(Entries from a dataset)

******************************

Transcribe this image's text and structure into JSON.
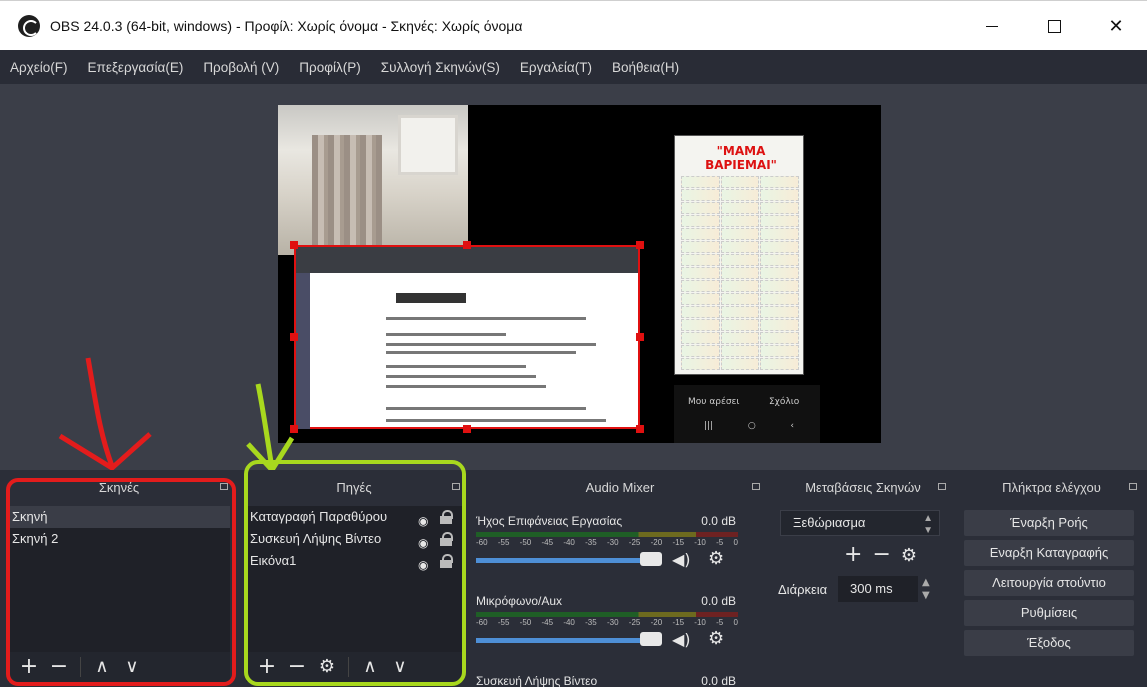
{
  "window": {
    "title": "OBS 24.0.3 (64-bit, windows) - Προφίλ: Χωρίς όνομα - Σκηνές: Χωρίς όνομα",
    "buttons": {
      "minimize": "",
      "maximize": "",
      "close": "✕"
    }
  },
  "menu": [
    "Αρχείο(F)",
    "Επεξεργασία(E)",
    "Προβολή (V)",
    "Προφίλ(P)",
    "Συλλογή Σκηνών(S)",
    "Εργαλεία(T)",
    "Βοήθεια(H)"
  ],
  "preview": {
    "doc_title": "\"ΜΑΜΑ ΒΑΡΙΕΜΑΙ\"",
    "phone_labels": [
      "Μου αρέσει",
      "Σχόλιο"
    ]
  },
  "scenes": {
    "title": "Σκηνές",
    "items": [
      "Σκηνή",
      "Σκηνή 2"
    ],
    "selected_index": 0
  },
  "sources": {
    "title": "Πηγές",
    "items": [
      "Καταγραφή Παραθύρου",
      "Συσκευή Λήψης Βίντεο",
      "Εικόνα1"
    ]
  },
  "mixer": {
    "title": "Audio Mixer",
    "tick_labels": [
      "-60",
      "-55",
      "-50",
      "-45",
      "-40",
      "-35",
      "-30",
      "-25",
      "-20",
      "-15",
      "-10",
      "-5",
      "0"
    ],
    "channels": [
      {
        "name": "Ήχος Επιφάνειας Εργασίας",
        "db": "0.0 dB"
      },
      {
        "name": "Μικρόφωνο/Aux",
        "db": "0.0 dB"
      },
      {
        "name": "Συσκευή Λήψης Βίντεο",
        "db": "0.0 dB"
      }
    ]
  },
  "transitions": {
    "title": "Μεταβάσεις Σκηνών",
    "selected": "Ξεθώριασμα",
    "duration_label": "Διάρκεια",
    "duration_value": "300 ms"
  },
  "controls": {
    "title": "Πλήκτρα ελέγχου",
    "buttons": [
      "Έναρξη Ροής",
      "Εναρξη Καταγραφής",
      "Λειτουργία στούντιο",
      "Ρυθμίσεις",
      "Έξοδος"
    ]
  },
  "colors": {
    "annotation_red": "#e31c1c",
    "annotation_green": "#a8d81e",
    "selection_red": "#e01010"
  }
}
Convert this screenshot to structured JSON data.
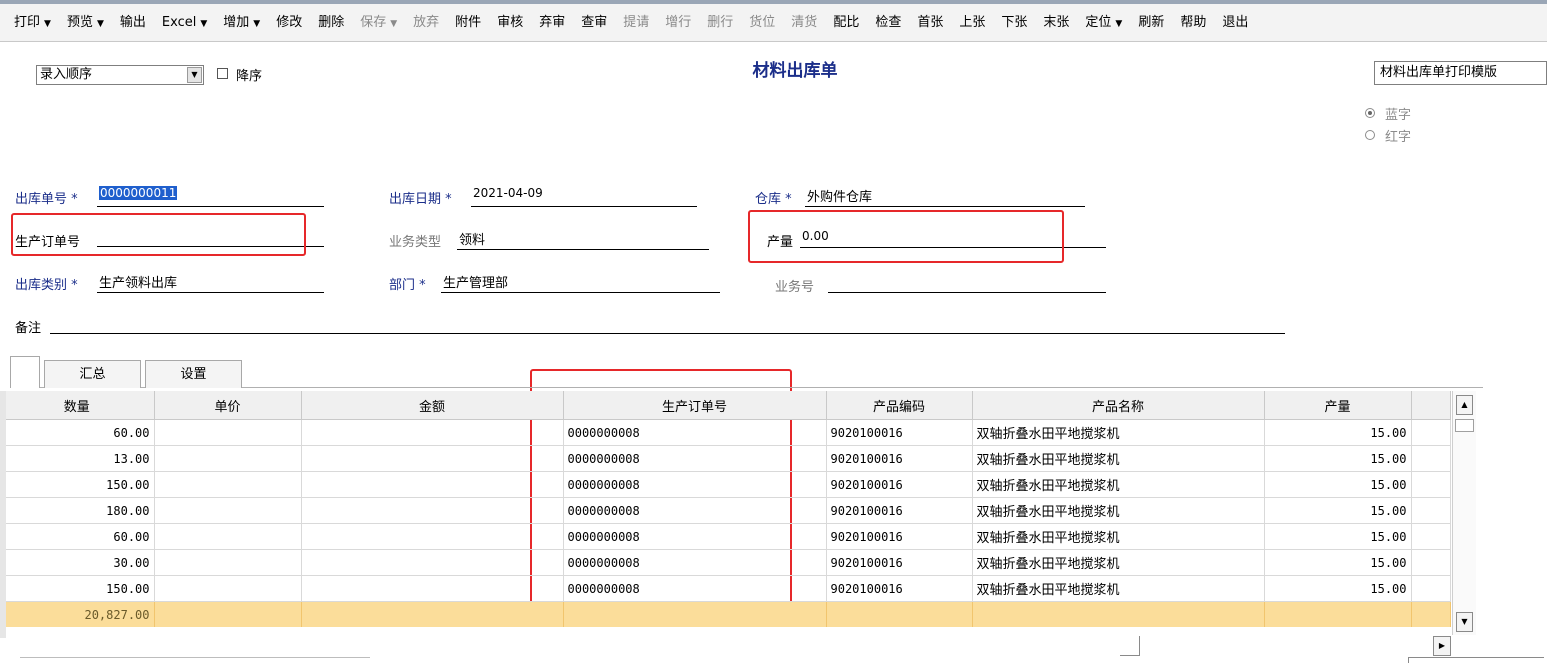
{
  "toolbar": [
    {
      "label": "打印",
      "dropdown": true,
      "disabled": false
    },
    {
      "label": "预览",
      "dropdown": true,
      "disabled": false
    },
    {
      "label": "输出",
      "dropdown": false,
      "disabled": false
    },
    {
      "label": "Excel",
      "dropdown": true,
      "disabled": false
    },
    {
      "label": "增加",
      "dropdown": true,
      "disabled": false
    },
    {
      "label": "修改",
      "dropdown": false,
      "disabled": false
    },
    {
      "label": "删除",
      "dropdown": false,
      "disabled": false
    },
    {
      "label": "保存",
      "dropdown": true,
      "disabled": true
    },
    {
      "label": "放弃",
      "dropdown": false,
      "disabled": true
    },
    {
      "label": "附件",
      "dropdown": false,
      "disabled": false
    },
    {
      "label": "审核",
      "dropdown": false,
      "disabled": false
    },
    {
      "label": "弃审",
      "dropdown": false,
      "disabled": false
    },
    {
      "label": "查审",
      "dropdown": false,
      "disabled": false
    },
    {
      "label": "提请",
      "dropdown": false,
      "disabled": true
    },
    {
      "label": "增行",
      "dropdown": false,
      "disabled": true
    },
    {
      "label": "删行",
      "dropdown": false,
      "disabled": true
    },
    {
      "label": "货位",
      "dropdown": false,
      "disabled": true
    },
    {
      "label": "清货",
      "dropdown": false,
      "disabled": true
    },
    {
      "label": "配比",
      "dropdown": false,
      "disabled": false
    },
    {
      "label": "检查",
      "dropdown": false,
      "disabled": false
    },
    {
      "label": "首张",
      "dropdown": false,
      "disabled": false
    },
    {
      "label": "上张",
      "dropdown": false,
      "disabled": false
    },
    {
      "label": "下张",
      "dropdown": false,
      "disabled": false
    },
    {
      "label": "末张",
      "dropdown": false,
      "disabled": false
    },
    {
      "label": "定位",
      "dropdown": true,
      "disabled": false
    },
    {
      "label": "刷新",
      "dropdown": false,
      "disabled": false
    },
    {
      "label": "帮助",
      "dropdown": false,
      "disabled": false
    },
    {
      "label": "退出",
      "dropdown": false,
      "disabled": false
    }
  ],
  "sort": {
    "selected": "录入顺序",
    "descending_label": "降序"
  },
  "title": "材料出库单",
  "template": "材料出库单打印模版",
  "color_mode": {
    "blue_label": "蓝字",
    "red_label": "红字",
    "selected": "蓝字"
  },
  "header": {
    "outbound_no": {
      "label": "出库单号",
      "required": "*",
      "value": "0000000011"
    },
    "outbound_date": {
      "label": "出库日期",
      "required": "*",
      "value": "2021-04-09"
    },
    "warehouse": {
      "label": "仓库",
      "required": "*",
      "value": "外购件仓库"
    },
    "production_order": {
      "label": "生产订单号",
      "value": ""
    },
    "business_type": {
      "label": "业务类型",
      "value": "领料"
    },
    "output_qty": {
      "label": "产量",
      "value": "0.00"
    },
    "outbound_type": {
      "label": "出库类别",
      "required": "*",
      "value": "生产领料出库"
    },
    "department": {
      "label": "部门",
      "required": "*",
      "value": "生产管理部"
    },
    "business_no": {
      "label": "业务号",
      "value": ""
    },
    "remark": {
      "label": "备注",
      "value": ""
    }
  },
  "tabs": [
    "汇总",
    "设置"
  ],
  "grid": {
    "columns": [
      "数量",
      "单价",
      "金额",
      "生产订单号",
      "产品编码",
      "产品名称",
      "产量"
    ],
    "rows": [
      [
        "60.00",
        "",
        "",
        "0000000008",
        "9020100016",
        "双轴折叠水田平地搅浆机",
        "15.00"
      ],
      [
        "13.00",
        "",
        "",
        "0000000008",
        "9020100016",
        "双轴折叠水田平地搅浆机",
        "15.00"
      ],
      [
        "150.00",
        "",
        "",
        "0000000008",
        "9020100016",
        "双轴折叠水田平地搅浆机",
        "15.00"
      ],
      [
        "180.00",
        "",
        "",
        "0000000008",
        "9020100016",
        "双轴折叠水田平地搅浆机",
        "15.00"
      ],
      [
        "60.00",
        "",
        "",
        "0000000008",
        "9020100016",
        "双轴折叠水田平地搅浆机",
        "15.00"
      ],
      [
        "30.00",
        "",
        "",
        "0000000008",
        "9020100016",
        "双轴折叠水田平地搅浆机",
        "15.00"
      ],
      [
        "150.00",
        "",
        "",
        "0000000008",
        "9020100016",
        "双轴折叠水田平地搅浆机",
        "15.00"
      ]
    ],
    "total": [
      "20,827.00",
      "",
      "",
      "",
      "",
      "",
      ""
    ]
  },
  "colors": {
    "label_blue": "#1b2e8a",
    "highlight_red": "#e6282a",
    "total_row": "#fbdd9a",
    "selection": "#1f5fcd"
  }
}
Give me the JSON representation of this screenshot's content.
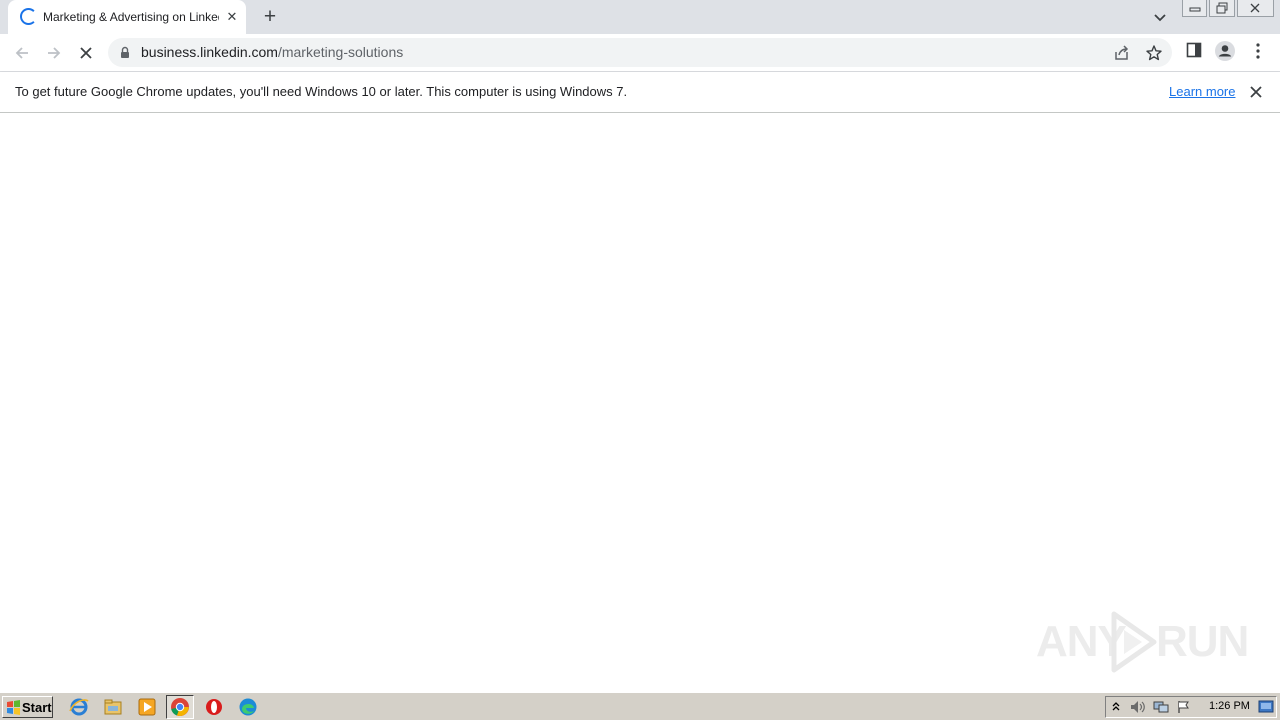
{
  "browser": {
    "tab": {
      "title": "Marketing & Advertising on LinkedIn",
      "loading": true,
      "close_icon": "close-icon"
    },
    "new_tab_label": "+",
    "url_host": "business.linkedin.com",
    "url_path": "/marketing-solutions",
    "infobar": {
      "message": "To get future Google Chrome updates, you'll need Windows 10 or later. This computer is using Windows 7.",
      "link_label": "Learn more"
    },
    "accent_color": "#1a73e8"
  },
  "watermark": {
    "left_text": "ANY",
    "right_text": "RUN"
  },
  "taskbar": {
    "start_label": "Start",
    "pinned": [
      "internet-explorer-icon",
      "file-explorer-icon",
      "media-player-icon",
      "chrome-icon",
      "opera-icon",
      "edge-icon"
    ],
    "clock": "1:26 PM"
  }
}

******************************

Task prompt: Leaving the pictures aside, transcribe the entire listing exactly.

Solution to this task:
Transcribe this image's text and structure into JSON.
{
  "window": {
    "title": "OBS 24.0.3 (64-bit, windows) - Προφίλ: Χωρίς όνομα - Σκηνές: Χωρίς όνομα",
    "buttons": {
      "minimize": "",
      "maximize": "",
      "close": "✕"
    }
  },
  "menu": [
    "Αρχείο(F)",
    "Επεξεργασία(E)",
    "Προβολή (V)",
    "Προφίλ(P)",
    "Συλλογή Σκηνών(S)",
    "Εργαλεία(T)",
    "Βοήθεια(H)"
  ],
  "preview": {
    "doc_title": "\"ΜΑΜΑ ΒΑΡΙΕΜΑΙ\"",
    "phone_labels": [
      "Μου αρέσει",
      "Σχόλιο"
    ]
  },
  "scenes": {
    "title": "Σκηνές",
    "items": [
      "Σκηνή",
      "Σκηνή 2"
    ],
    "selected_index": 0
  },
  "sources": {
    "title": "Πηγές",
    "items": [
      "Καταγραφή Παραθύρου",
      "Συσκευή Λήψης Βίντεο",
      "Εικόνα1"
    ]
  },
  "mixer": {
    "title": "Audio Mixer",
    "tick_labels": [
      "-60",
      "-55",
      "-50",
      "-45",
      "-40",
      "-35",
      "-30",
      "-25",
      "-20",
      "-15",
      "-10",
      "-5",
      "0"
    ],
    "channels": [
      {
        "name": "Ήχος Επιφάνειας Εργασίας",
        "db": "0.0 dB"
      },
      {
        "name": "Μικρόφωνο/Aux",
        "db": "0.0 dB"
      },
      {
        "name": "Συσκευή Λήψης Βίντεο",
        "db": "0.0 dB"
      }
    ]
  },
  "transitions": {
    "title": "Μεταβάσεις Σκηνών",
    "selected": "Ξεθώριασμα",
    "duration_label": "Διάρκεια",
    "duration_value": "300 ms"
  },
  "controls": {
    "title": "Πλήκτρα ελέγχου",
    "buttons": [
      "Έναρξη Ροής",
      "Εναρξη Καταγραφής",
      "Λειτουργία στούντιο",
      "Ρυθμίσεις",
      "Έξοδος"
    ]
  },
  "colors": {
    "annotation_red": "#e31c1c",
    "annotation_green": "#a8d81e",
    "selection_red": "#e01010"
  }
}
Convert this screenshot to structured JSON data.
{
  "toolbar": [
    {
      "label": "打印",
      "dropdown": true,
      "disabled": false
    },
    {
      "label": "预览",
      "dropdown": true,
      "disabled": false
    },
    {
      "label": "输出",
      "dropdown": false,
      "disabled": false
    },
    {
      "label": "Excel",
      "dropdown": true,
      "disabled": false
    },
    {
      "label": "增加",
      "dropdown": true,
      "disabled": false
    },
    {
      "label": "修改",
      "dropdown": false,
      "disabled": false
    },
    {
      "label": "删除",
      "dropdown": false,
      "disabled": false
    },
    {
      "label": "保存",
      "dropdown": true,
      "disabled": true
    },
    {
      "label": "放弃",
      "dropdown": false,
      "disabled": true
    },
    {
      "label": "附件",
      "dropdown": false,
      "disabled": false
    },
    {
      "label": "审核",
      "dropdown": false,
      "disabled": false
    },
    {
      "label": "弃审",
      "dropdown": false,
      "disabled": false
    },
    {
      "label": "查审",
      "dropdown": false,
      "disabled": false
    },
    {
      "label": "提请",
      "dropdown": false,
      "disabled": true
    },
    {
      "label": "增行",
      "dropdown": false,
      "disabled": true
    },
    {
      "label": "删行",
      "dropdown": false,
      "disabled": true
    },
    {
      "label": "货位",
      "dropdown": false,
      "disabled": true
    },
    {
      "label": "清货",
      "dropdown": false,
      "disabled": true
    },
    {
      "label": "配比",
      "dropdown": false,
      "disabled": false
    },
    {
      "label": "检查",
      "dropdown": false,
      "disabled": false
    },
    {
      "label": "首张",
      "dropdown": false,
      "disabled": false
    },
    {
      "label": "上张",
      "dropdown": false,
      "disabled": false
    },
    {
      "label": "下张",
      "dropdown": false,
      "disabled": false
    },
    {
      "label": "末张",
      "dropdown": false,
      "disabled": false
    },
    {
      "label": "定位",
      "dropdown": true,
      "disabled": false
    },
    {
      "label": "刷新",
      "dropdown": false,
      "disabled": false
    },
    {
      "label": "帮助",
      "dropdown": false,
      "disabled": false
    },
    {
      "label": "退出",
      "dropdown": false,
      "disabled": false
    }
  ],
  "sort": {
    "selected": "录入顺序",
    "descending_label": "降序"
  },
  "title": "材料出库单",
  "template": "材料出库单打印模版",
  "color_mode": {
    "blue_label": "蓝字",
    "red_label": "红字",
    "selected": "蓝字"
  },
  "header": {
    "outbound_no": {
      "label": "出库单号",
      "required": "*",
      "value": "0000000011"
    },
    "outbound_date": {
      "label": "出库日期",
      "required": "*",
      "value": "2021-04-09"
    },
    "warehouse": {
      "label": "仓库",
      "required": "*",
      "value": "外购件仓库"
    },
    "production_order": {
      "label": "生产订单号",
      "value": ""
    },
    "business_type": {
      "label": "业务类型",
      "value": "领料"
    },
    "output_qty": {
      "label": "产量",
      "value": "0.00"
    },
    "outbound_type": {
      "label": "出库类别",
      "required": "*",
      "value": "生产领料出库"
    },
    "department": {
      "label": "部门",
      "required": "*",
      "value": "生产管理部"
    },
    "business_no": {
      "label": "业务号",
      "value": ""
    },
    "remark": {
      "label": "备注",
      "value": ""
    }
  },
  "tabs": [
    "汇总",
    "设置"
  ],
  "grid": {
    "columns": [
      "数量",
      "单价",
      "金额",
      "生产订单号",
      "产品编码",
      "产品名称",
      "产量"
    ],
    "rows": [
      [
        "60.00",
        "",
        "",
        "0000000008",
        "9020100016",
        "双轴折叠水田平地搅浆机",
        "15.00"
      ],
      [
        "13.00",
        "",
        "",
        "0000000008",
        "9020100016",
        "双轴折叠水田平地搅浆机",
        "15.00"
      ],
      [
        "150.00",
        "",
        "",
        "0000000008",
        "9020100016",
        "双轴折叠水田平地搅浆机",
        "15.00"
      ],
      [
        "180.00",
        "",
        "",
        "0000000008",
        "9020100016",
        "双轴折叠水田平地搅浆机",
        "15.00"
      ],
      [
        "60.00",
        "",
        "",
        "0000000008",
        "9020100016",
        "双轴折叠水田平地搅浆机",
        "15.00"
      ],
      [
        "30.00",
        "",
        "",
        "0000000008",
        "9020100016",
        "双轴折叠水田平地搅浆机",
        "15.00"
      ],
      [
        "150.00",
        "",
        "",
        "0000000008",
        "9020100016",
        "双轴折叠水田平地搅浆机",
        "15.00"
      ]
    ],
    "total": [
      "20,827.00",
      "",
      "",
      "",
      "",
      "",
      ""
    ]
  },
  "colors": {
    "label_blue": "#1b2e8a",
    "highlight_red": "#e6282a",
    "total_row": "#fbdd9a",
    "selection": "#1f5fcd"
  }
}
Give me the JSON representation of this screenshot's content.
{
  "browser": {
    "tab": {
      "title": "Marketing & Advertising on LinkedIn",
      "loading": true,
      "close_icon": "close-icon"
    },
    "new_tab_label": "+",
    "url_host": "business.linkedin.com",
    "url_path": "/marketing-solutions",
    "infobar": {
      "message": "To get future Google Chrome updates, you'll need Windows 10 or later. This computer is using Windows 7.",
      "link_label": "Learn more"
    },
    "accent_color": "#1a73e8"
  },
  "watermark": {
    "left_text": "ANY",
    "right_text": "RUN"
  },
  "taskbar": {
    "start_label": "Start",
    "pinned": [
      "internet-explorer-icon",
      "file-explorer-icon",
      "media-player-icon",
      "chrome-icon",
      "opera-icon",
      "edge-icon"
    ],
    "clock": "1:26 PM"
  }
}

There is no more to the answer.